- [WRITTEN EXERCISE]: From the entries that follow, extract each line holding the string "article".
>> Begin EXERCISE INPUTS
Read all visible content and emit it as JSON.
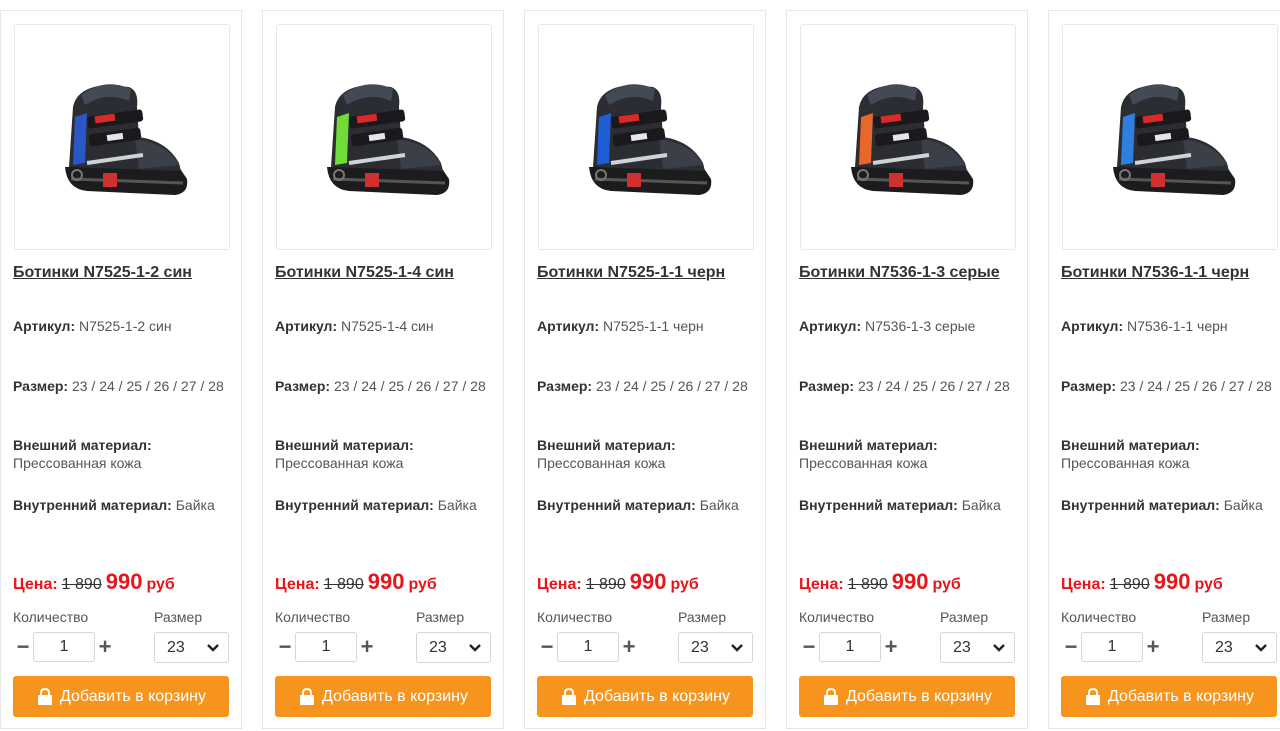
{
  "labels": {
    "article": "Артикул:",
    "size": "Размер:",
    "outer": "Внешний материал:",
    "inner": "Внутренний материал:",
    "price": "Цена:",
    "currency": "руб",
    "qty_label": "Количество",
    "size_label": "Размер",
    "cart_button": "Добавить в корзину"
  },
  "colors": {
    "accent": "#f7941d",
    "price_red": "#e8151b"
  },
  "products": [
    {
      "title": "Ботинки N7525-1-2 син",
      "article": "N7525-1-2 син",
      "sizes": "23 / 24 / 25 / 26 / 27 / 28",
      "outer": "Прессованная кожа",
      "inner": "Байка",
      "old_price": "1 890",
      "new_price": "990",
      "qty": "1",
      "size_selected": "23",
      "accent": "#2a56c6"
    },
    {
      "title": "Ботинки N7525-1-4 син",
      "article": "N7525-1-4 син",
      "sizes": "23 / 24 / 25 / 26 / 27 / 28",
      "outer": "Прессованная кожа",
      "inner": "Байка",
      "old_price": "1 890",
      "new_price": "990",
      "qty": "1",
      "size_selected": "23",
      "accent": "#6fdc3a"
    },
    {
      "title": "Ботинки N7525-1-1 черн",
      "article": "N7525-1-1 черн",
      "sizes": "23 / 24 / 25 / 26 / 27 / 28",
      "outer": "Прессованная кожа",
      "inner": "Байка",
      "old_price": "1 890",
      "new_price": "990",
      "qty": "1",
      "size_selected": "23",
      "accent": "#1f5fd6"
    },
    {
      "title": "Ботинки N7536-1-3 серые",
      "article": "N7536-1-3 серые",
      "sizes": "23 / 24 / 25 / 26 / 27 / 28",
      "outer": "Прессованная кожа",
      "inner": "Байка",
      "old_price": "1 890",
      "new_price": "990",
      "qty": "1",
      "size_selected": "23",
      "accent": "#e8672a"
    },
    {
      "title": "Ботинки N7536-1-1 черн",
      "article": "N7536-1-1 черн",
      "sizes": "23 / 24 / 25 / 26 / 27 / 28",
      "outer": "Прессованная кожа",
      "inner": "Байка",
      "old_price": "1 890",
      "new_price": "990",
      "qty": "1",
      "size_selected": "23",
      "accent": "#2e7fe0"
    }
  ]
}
>> End EXERCISE INPUTS
>> Begin EXERCISE INPUTS
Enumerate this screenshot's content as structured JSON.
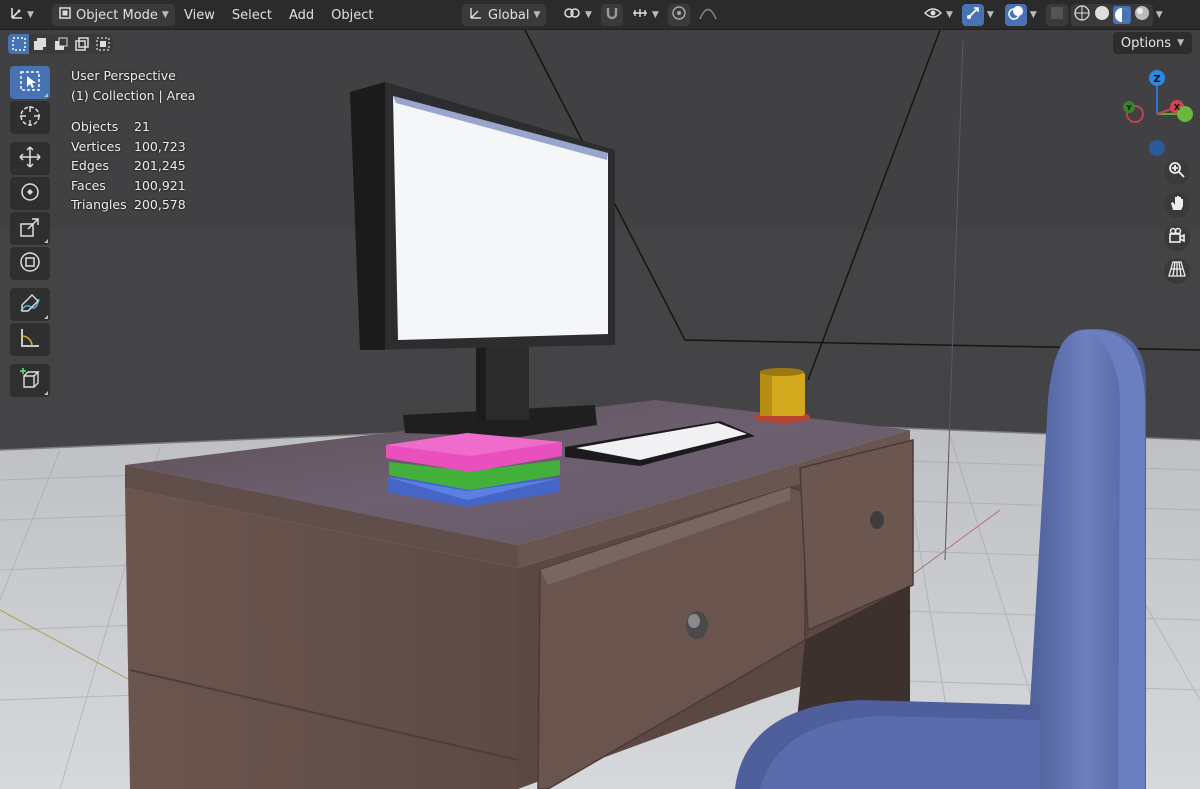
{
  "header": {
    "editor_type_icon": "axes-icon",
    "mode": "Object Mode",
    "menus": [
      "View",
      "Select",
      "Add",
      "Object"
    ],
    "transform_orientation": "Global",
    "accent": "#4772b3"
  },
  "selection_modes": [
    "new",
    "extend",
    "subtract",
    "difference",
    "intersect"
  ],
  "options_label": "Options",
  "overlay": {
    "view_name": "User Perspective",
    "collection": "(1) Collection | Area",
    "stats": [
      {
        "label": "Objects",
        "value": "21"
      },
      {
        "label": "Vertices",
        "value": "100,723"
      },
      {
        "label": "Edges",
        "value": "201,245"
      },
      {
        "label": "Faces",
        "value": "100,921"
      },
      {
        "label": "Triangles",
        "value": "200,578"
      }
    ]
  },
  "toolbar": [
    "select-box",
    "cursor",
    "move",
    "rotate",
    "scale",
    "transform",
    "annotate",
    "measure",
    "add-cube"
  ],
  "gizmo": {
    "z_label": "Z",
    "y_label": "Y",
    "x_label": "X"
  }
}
>> End EXERCISE INPUTS
- [RESULT]:
    "article": "Артикул:",
      "article": "N7525-1-2 син",
      "article": "N7525-1-4 син",
      "article": "N7525-1-1 черн",
      "article": "N7536-1-3 серые",
      "article": "N7536-1-1 черн",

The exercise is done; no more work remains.